==== RECORDED INFORMATION

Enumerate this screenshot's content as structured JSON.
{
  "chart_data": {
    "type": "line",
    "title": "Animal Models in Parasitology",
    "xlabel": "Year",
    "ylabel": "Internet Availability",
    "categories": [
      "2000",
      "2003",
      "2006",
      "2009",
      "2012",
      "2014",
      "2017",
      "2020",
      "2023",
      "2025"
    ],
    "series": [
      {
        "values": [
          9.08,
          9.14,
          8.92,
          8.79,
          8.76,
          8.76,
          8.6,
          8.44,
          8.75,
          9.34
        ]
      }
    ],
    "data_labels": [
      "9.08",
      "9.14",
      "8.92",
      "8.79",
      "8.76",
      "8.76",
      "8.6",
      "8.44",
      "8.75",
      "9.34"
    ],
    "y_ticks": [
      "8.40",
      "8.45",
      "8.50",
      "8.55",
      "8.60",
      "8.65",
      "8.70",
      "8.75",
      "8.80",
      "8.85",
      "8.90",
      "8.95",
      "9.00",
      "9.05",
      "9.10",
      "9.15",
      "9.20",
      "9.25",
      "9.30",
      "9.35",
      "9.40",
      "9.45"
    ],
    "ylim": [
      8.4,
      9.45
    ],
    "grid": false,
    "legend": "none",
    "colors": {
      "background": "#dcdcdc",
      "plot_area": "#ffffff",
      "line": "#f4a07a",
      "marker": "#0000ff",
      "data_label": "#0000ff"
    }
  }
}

========
==== RECORDED INFORMATION

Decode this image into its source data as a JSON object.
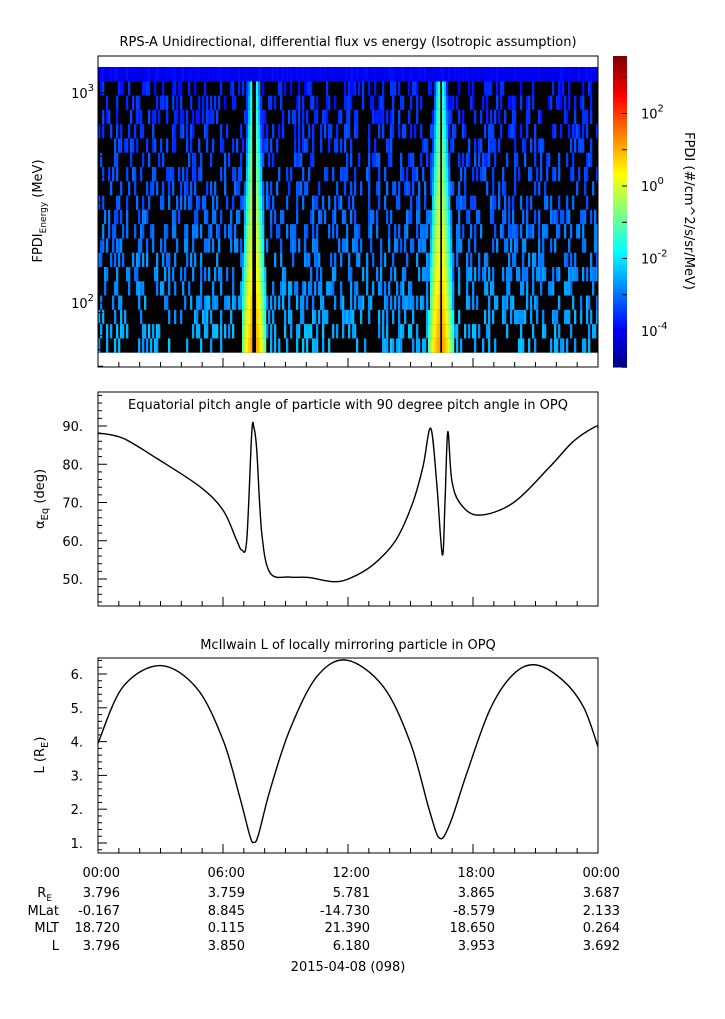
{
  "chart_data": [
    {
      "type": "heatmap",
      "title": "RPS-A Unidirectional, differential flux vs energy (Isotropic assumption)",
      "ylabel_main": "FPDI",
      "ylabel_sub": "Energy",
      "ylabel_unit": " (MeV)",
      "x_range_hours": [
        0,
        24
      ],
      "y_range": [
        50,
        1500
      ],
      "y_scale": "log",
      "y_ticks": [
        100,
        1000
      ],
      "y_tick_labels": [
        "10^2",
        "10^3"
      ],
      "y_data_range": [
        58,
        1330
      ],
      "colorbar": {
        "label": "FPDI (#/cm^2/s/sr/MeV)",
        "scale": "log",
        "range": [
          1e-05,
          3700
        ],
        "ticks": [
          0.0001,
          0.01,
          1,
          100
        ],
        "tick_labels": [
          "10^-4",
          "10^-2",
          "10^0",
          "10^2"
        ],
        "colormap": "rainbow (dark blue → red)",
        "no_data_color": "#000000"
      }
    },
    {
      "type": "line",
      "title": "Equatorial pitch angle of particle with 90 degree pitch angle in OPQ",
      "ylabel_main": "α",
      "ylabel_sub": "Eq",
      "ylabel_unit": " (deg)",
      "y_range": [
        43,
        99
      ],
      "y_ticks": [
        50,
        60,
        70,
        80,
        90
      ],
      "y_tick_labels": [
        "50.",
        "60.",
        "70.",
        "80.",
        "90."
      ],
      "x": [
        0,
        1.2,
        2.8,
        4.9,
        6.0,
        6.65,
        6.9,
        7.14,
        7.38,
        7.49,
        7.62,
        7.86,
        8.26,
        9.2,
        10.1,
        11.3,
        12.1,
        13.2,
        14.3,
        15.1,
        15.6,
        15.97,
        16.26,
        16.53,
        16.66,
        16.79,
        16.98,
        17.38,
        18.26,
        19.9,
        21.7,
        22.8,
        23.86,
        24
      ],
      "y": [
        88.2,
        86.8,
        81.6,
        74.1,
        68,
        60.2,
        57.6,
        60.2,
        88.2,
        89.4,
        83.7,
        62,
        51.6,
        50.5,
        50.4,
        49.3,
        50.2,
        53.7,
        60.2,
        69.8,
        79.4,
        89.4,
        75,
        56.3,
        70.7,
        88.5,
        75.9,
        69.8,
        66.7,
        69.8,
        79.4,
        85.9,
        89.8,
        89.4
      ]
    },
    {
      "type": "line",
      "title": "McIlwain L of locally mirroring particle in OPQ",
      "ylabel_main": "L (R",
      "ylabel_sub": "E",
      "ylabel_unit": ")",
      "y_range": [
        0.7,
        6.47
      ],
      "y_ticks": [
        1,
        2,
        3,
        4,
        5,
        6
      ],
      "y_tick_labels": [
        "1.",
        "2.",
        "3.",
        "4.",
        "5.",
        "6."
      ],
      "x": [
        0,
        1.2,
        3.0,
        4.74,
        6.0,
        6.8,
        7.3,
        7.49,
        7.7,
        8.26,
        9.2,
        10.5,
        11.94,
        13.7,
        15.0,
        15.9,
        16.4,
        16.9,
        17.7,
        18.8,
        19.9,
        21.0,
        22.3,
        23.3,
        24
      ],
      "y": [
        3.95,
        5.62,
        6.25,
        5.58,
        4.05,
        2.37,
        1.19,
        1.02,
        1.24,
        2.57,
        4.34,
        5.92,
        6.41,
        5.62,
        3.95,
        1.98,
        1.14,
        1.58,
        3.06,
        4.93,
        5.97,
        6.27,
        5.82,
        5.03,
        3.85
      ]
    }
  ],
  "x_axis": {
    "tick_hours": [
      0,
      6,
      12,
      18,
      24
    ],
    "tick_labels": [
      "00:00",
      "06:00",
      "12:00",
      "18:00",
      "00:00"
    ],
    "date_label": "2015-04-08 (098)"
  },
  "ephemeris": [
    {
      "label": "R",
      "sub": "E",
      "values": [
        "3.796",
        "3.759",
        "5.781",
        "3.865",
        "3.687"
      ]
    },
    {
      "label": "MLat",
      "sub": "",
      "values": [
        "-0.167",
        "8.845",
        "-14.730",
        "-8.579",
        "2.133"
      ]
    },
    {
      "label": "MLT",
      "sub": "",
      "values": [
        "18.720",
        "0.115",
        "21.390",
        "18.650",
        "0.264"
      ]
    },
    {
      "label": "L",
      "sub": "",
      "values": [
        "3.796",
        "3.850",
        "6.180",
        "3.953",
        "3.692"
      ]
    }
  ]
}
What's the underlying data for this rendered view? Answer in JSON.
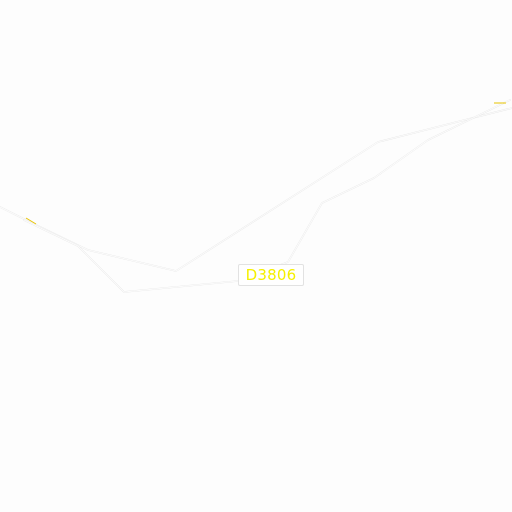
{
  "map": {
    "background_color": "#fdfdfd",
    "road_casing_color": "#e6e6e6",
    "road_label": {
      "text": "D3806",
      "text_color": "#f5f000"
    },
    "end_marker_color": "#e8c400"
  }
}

========

▶ [GOAL OF THE EXERCISE]: Find the lines with the string "JSON" and reproduce them.

▶ [SOLUTION TO THIS PROBLEM]:
Enumerate this screenshot's content as structured JSON.
Decode this image into its source data as a JSON object.
What's the underlying data for this rendered view? Answer in JSON.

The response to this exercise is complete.